Data records:
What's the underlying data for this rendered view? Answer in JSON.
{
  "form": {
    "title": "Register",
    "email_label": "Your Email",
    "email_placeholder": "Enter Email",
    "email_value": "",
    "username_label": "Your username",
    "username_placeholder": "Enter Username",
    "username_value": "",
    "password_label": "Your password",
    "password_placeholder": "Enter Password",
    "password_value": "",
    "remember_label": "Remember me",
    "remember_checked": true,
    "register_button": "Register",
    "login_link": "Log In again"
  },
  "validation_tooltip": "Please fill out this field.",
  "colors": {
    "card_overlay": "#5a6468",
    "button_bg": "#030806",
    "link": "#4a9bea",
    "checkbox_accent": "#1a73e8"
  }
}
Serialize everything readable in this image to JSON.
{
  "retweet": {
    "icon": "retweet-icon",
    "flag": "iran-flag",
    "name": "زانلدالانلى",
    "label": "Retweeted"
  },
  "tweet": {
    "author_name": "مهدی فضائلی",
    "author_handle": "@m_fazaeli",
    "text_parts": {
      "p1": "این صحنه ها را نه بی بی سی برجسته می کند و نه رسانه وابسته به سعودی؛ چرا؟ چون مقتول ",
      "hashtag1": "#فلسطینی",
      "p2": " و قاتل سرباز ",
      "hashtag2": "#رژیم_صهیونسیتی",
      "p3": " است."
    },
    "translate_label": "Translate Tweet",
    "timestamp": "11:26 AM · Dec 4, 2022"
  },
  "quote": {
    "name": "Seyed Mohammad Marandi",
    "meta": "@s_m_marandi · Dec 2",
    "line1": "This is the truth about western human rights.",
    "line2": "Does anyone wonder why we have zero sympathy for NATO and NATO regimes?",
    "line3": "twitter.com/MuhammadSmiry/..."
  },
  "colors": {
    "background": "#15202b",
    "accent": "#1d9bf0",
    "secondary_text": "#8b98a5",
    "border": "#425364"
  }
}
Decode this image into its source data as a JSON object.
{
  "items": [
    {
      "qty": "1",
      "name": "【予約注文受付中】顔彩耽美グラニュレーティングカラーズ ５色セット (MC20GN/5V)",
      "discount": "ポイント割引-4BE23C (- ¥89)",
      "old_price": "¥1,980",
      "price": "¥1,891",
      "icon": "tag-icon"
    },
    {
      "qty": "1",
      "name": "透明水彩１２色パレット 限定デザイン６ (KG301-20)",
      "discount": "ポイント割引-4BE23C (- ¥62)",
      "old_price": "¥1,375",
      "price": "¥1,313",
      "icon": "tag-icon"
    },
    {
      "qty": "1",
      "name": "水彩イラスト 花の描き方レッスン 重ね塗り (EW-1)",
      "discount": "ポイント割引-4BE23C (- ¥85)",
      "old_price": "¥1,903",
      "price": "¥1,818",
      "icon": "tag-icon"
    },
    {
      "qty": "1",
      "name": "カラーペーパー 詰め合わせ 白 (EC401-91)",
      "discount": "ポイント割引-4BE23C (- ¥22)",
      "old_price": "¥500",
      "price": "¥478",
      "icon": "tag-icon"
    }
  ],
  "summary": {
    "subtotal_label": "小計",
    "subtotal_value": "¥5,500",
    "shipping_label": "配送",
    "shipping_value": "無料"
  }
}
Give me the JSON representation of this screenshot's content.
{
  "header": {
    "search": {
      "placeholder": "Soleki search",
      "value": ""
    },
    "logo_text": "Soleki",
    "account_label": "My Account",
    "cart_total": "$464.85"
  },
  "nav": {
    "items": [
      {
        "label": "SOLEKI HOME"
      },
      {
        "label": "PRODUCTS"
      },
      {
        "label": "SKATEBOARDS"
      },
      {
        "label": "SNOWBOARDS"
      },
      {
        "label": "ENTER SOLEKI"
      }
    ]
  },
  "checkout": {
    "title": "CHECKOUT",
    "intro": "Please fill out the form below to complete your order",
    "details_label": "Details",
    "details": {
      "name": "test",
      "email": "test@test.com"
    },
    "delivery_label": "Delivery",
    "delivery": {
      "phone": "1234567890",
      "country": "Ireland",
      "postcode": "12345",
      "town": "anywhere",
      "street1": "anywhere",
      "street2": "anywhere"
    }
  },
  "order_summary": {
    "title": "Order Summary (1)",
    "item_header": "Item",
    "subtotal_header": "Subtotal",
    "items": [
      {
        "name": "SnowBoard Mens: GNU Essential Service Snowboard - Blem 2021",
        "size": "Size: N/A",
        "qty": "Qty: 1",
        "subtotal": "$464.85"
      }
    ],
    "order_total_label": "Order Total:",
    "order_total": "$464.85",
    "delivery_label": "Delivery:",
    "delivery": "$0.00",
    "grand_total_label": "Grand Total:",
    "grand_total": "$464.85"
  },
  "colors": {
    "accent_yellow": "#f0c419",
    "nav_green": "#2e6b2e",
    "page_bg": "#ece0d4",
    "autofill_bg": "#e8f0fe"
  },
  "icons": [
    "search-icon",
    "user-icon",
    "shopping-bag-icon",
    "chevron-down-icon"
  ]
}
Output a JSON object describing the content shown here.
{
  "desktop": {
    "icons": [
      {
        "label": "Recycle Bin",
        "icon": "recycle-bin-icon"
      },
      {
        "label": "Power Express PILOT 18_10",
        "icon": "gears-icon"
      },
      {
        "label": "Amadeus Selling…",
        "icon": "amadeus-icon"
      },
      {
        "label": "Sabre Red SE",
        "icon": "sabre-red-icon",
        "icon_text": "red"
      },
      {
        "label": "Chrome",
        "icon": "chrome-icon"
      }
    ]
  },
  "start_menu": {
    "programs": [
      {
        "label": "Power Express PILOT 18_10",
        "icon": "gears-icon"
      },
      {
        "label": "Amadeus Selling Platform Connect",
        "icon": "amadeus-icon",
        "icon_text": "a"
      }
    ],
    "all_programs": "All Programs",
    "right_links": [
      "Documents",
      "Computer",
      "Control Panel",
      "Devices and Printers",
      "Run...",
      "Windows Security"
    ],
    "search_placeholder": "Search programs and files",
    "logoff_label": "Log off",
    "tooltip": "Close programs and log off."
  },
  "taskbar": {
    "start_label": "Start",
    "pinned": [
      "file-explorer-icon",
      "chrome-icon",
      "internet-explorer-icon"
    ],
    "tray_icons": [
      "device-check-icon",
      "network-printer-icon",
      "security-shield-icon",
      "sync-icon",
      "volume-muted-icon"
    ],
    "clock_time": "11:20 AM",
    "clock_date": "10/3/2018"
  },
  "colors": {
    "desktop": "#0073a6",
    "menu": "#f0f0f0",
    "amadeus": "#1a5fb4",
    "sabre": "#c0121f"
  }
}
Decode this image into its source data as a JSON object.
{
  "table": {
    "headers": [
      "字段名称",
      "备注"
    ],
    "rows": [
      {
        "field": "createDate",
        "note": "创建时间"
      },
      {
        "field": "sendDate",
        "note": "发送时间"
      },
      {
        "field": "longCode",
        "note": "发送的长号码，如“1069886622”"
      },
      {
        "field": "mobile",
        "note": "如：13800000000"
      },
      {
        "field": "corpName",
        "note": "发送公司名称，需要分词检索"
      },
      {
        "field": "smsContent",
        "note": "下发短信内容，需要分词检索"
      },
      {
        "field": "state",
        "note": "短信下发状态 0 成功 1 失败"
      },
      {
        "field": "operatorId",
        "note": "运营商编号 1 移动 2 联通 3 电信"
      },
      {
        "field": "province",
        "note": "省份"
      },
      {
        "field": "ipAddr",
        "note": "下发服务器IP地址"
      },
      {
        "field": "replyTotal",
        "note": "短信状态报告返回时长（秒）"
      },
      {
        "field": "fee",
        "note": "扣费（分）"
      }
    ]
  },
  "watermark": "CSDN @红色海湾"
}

§ **Exercise directions**
Looking at the entries above, how many lines contain the word "explorer"? Answer with the number alone.

§ **Answer for this exercise**
2